» **WHAT IS NEEDED**
Find the lines containing the word "marker" and copy every one of them.

» **RECORDS SUPPLIED**
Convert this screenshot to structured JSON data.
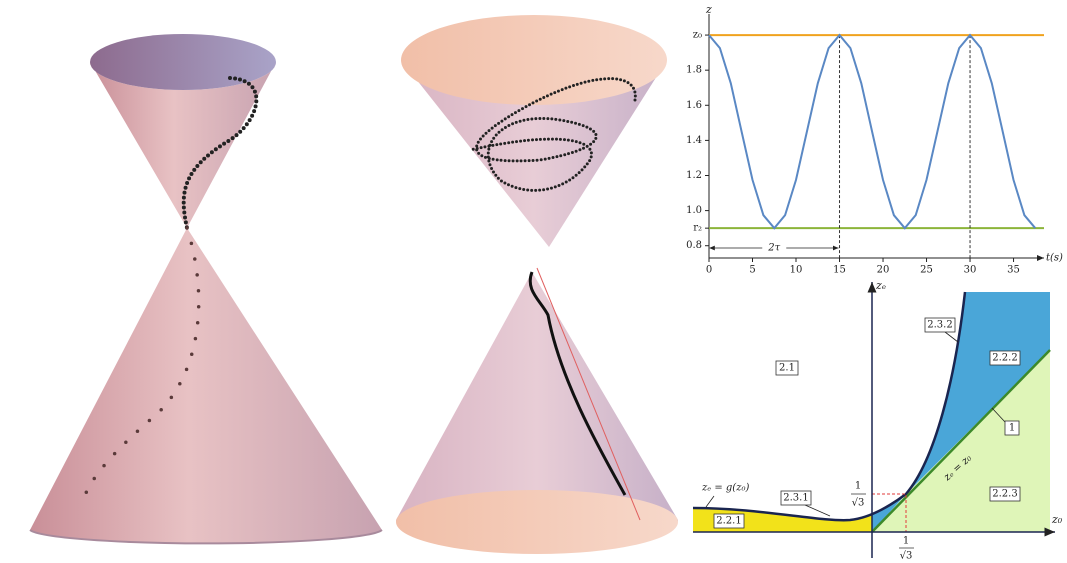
{
  "chart_data": {
    "type": "line",
    "x_label": "t(s)",
    "y_label": "z",
    "x": [
      0,
      1.25,
      2.5,
      3.75,
      5,
      6.25,
      7.5,
      8.75,
      10,
      11.25,
      12.5,
      13.75,
      15,
      16.25,
      17.5,
      18.75,
      20,
      21.25,
      22.5,
      23.75,
      25,
      26.25,
      27.5,
      28.75,
      30,
      31.25,
      32.5,
      33.75,
      35,
      36.25,
      37.5
    ],
    "values": [
      2,
      1.926,
      1.725,
      1.45,
      1.175,
      0.974,
      0.9,
      0.974,
      1.175,
      1.45,
      1.725,
      1.926,
      2,
      1.926,
      1.725,
      1.45,
      1.175,
      0.974,
      0.9,
      0.974,
      1.175,
      1.45,
      1.725,
      1.926,
      2,
      1.926,
      1.725,
      1.45,
      1.175,
      0.974,
      0.9
    ],
    "color": "#5a88c4",
    "hlines": [
      {
        "value": 2,
        "color": "#f0a21e"
      },
      {
        "value": 0.9,
        "color": "#8cb43a"
      }
    ],
    "vlines": [
      15,
      30
    ],
    "span_label": "2τ",
    "xlim": [
      0,
      38.5
    ],
    "ylim": [
      0.73,
      2.12
    ],
    "xticks": [
      0,
      5,
      10,
      15,
      20,
      25,
      30,
      35
    ],
    "yticks": [
      0.8,
      {
        "value": 0.9,
        "label": "r₂"
      },
      {
        "value": 1,
        "label": "1.0"
      },
      1.2,
      1.4,
      1.6,
      1.8,
      {
        "value": 2,
        "label": "z₀"
      }
    ]
  },
  "phase_diagram": {
    "x_label": "z₀",
    "y_label": "zₑ",
    "regions": [
      "2.1",
      "2.2.1",
      "2.2.2",
      "2.2.3",
      "2.3.1",
      "2.3.2",
      "1"
    ],
    "curve_label": "zₑ = g(z₀)",
    "diagonal_label": "zₑ = z₀",
    "x_mark": {
      "numerator": "1",
      "denominator": "√3"
    },
    "y_mark": {
      "numerator": "1",
      "denominator": "√3"
    }
  }
}
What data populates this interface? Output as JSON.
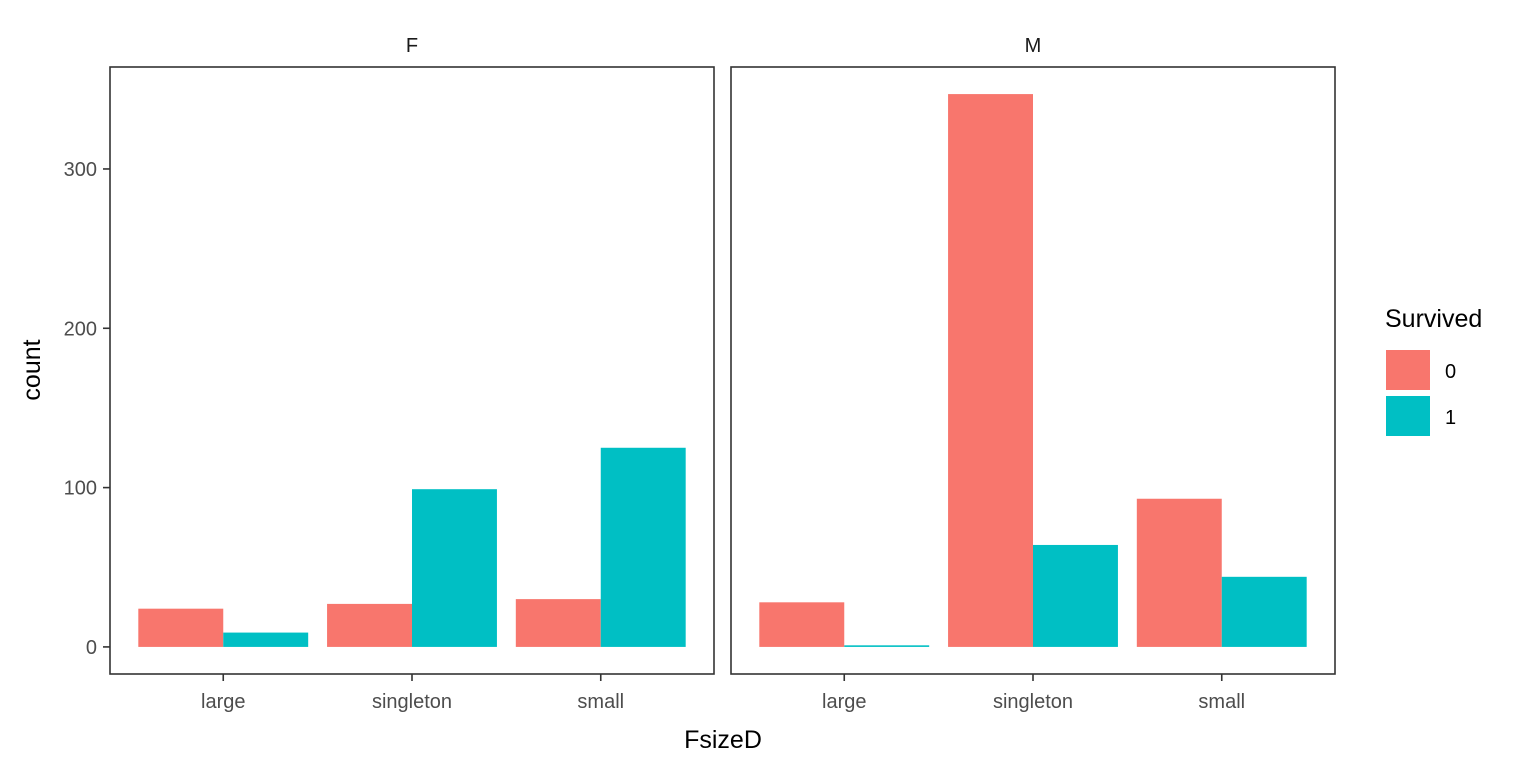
{
  "chart_data": {
    "type": "bar",
    "position": "dodge",
    "facet_variable": "Sex",
    "panels": [
      {
        "label": "F",
        "categories": [
          "large",
          "singleton",
          "small"
        ],
        "series": [
          {
            "name": "0",
            "values": [
              24,
              27,
              30
            ]
          },
          {
            "name": "1",
            "values": [
              9,
              99,
              125
            ]
          }
        ]
      },
      {
        "label": "M",
        "categories": [
          "large",
          "singleton",
          "small"
        ],
        "series": [
          {
            "name": "0",
            "values": [
              28,
              347,
              93
            ]
          },
          {
            "name": "1",
            "values": [
              1,
              64,
              44
            ]
          }
        ]
      }
    ],
    "xlabel": "FsizeD",
    "ylabel": "count",
    "ylim": [
      -17,
      364
    ],
    "yticks": [
      0,
      100,
      200,
      300
    ],
    "legend": {
      "title": "Survived",
      "placement": "right",
      "entries": [
        {
          "label": "0",
          "color": "#F8766D"
        },
        {
          "label": "1",
          "color": "#00BFC4"
        }
      ]
    },
    "grid": false,
    "theme": "bw-no-grid"
  }
}
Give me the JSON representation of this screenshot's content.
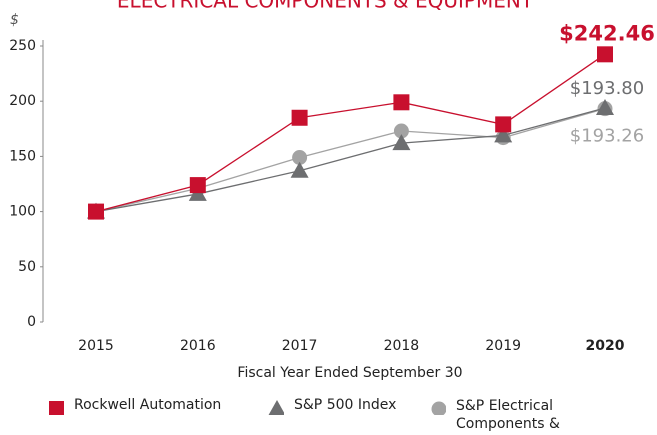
{
  "chart_data": {
    "type": "line",
    "title": "ELECTRICAL COMPONENTS & EQUIPMENT",
    "y_label": "$",
    "x_label": "Fiscal Year Ended September 30",
    "categories": [
      "2015",
      "2016",
      "2017",
      "2018",
      "2019",
      "2020"
    ],
    "series": [
      {
        "name": "Rockwell Automation",
        "color": "#c8102e",
        "marker": "square",
        "values": [
          100,
          124,
          185,
          199,
          179,
          242.46
        ],
        "value_labels": [
          null,
          null,
          null,
          null,
          null,
          "$242.46"
        ]
      },
      {
        "name": "S&P 500 Index",
        "color": "#6d6e70",
        "marker": "triangle",
        "values": [
          100,
          116,
          137,
          162,
          169,
          193.8
        ],
        "value_labels": [
          null,
          null,
          null,
          null,
          null,
          "$193.80"
        ]
      },
      {
        "name": "S&P Electrical Components & Equipment",
        "color": "#a3a3a3",
        "marker": "circle",
        "values": [
          100,
          121,
          149,
          173,
          167,
          193.26
        ],
        "value_labels": [
          null,
          null,
          null,
          null,
          null,
          "$193.26"
        ]
      }
    ],
    "ylim": [
      0,
      250
    ],
    "yticks": [
      0,
      50,
      100,
      150,
      200,
      250
    ],
    "grid": false
  }
}
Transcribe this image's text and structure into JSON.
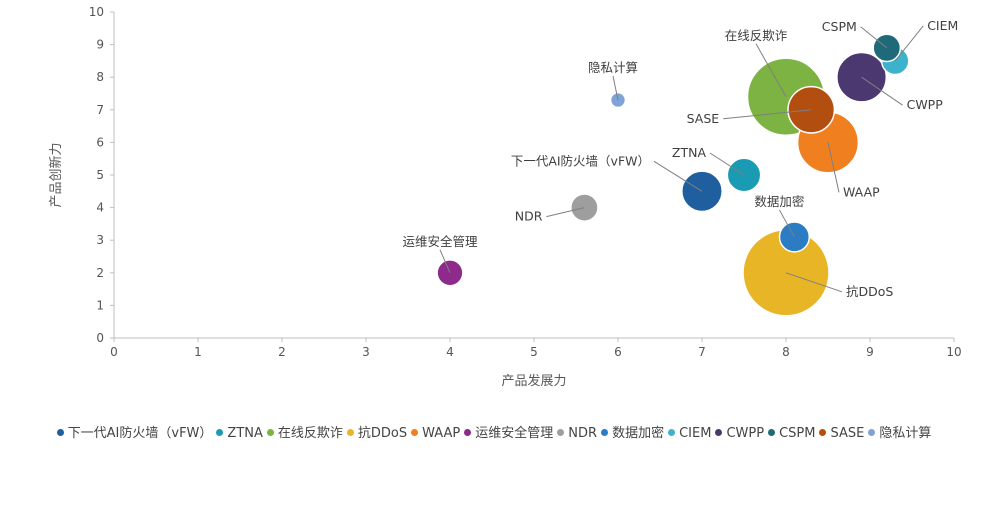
{
  "chart_data": {
    "type": "bubble",
    "xlabel": "产品发展力",
    "ylabel": "产品创新力",
    "xlim": [
      0,
      10
    ],
    "ylim": [
      0,
      10
    ],
    "xticks": [
      0,
      1,
      2,
      3,
      4,
      5,
      6,
      7,
      8,
      9,
      10
    ],
    "yticks": [
      0,
      1,
      2,
      3,
      4,
      5,
      6,
      7,
      8,
      9,
      10
    ],
    "grid": false,
    "legend_position": "bottom",
    "series": [
      {
        "name": "下一代AI防火墙（vFW）",
        "label": "下一代AI防火墙（vFW）",
        "color": "#1f5fa0",
        "x": 7.0,
        "y": 4.5,
        "size": 2.2
      },
      {
        "name": "ZTNA",
        "label": "ZTNA",
        "color": "#1b9bb3",
        "x": 7.5,
        "y": 5.0,
        "size": 1.5
      },
      {
        "name": "在线反欺诈",
        "label": "在线反欺诈",
        "color": "#7cb342",
        "x": 8.0,
        "y": 7.4,
        "size": 8.0
      },
      {
        "name": "抗DDoS",
        "label": "抗DDoS",
        "color": "#e8b526",
        "x": 8.0,
        "y": 2.0,
        "size": 10.0
      },
      {
        "name": "WAAP",
        "label": "WAAP",
        "color": "#f07f1f",
        "x": 8.5,
        "y": 6.0,
        "size": 5.0
      },
      {
        "name": "运维安全管理",
        "label": "运维安全管理",
        "color": "#8e2a8b",
        "x": 4.0,
        "y": 2.0,
        "size": 0.9
      },
      {
        "name": "NDR",
        "label": "NDR",
        "color": "#9e9e9e",
        "x": 5.6,
        "y": 4.0,
        "size": 1.0
      },
      {
        "name": "数据加密",
        "label": "数据加密",
        "color": "#2b7cc2",
        "x": 8.1,
        "y": 3.1,
        "size": 1.2
      },
      {
        "name": "CIEM",
        "label": "CIEM",
        "color": "#3cb2cc",
        "x": 9.3,
        "y": 8.5,
        "size": 1.0
      },
      {
        "name": "CWPP",
        "label": "CWPP",
        "color": "#4b3870",
        "x": 8.9,
        "y": 8.0,
        "size": 3.3
      },
      {
        "name": "CSPM",
        "label": "CSPM",
        "color": "#1f6a78",
        "x": 9.2,
        "y": 8.9,
        "size": 1.0
      },
      {
        "name": "SASE",
        "label": "SASE",
        "color": "#b24e10",
        "x": 8.3,
        "y": 7.0,
        "size": 2.9
      },
      {
        "name": "隐私计算",
        "label": "隐私计算",
        "color": "#7fa3d6",
        "x": 6.0,
        "y": 7.3,
        "size": 0.3
      }
    ]
  }
}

» **SOLUTION TO THE EXERCISE**
        "marker": "square",
        "marker": "triangle",
        "marker": "circle",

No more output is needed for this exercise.